Track down each line that has the word "title" and copy it.
________
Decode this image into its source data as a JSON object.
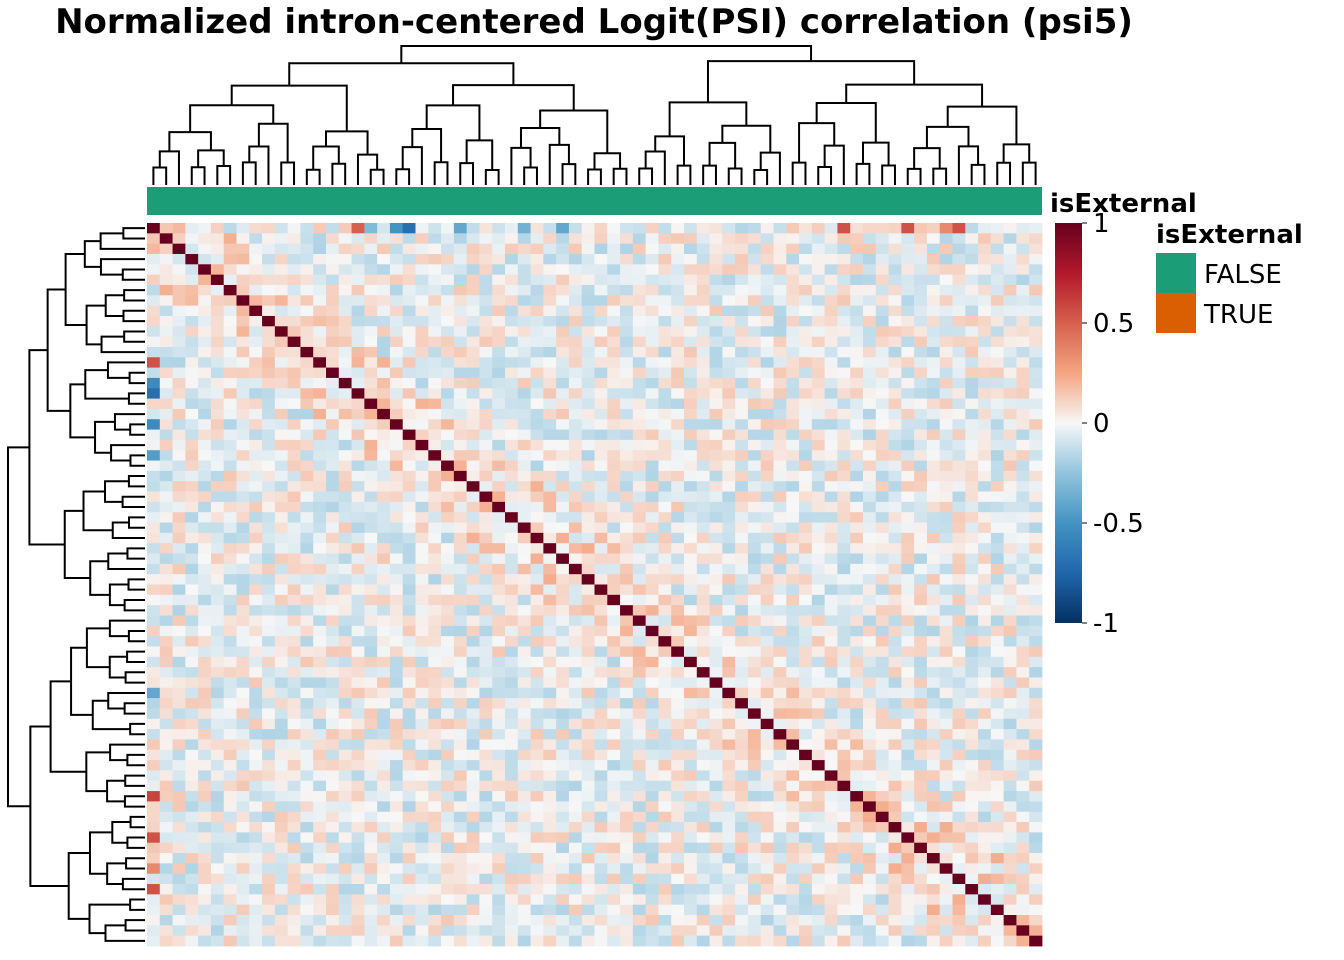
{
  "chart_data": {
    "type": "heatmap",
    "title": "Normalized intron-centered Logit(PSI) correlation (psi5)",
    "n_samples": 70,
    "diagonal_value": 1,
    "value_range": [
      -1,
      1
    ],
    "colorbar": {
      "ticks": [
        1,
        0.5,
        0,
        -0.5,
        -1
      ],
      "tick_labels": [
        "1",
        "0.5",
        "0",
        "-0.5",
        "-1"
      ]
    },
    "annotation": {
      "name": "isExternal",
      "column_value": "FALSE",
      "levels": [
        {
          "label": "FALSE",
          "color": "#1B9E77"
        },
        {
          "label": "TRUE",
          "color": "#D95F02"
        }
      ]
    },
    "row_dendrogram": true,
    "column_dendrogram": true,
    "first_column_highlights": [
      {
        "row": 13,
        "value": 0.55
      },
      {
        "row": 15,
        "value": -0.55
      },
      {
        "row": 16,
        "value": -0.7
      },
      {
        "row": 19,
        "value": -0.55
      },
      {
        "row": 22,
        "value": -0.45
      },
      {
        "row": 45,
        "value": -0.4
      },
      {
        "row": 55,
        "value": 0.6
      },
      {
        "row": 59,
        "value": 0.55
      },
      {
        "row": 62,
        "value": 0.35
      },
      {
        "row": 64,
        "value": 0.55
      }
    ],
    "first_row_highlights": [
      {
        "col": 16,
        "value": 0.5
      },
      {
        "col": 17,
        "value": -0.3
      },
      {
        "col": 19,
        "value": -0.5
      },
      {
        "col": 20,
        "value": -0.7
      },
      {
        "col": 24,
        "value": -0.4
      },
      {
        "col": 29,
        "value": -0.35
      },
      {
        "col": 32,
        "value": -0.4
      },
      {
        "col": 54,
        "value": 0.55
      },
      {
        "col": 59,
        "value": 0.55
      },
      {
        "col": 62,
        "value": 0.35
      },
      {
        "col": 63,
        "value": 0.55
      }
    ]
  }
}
________
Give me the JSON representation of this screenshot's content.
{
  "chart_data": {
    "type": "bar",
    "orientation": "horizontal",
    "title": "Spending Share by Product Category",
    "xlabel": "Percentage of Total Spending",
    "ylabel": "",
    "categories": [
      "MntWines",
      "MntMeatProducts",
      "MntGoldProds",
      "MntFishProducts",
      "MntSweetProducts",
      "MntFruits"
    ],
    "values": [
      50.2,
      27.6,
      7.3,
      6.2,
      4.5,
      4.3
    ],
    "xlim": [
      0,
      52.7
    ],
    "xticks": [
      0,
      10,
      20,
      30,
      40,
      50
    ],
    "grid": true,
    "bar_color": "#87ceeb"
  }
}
________
EXPECTED ANSWER:
    "title": "Normalized intron-centered Logit(PSI) correlation (psi5)",
    "title": "Spending Share by Product Category",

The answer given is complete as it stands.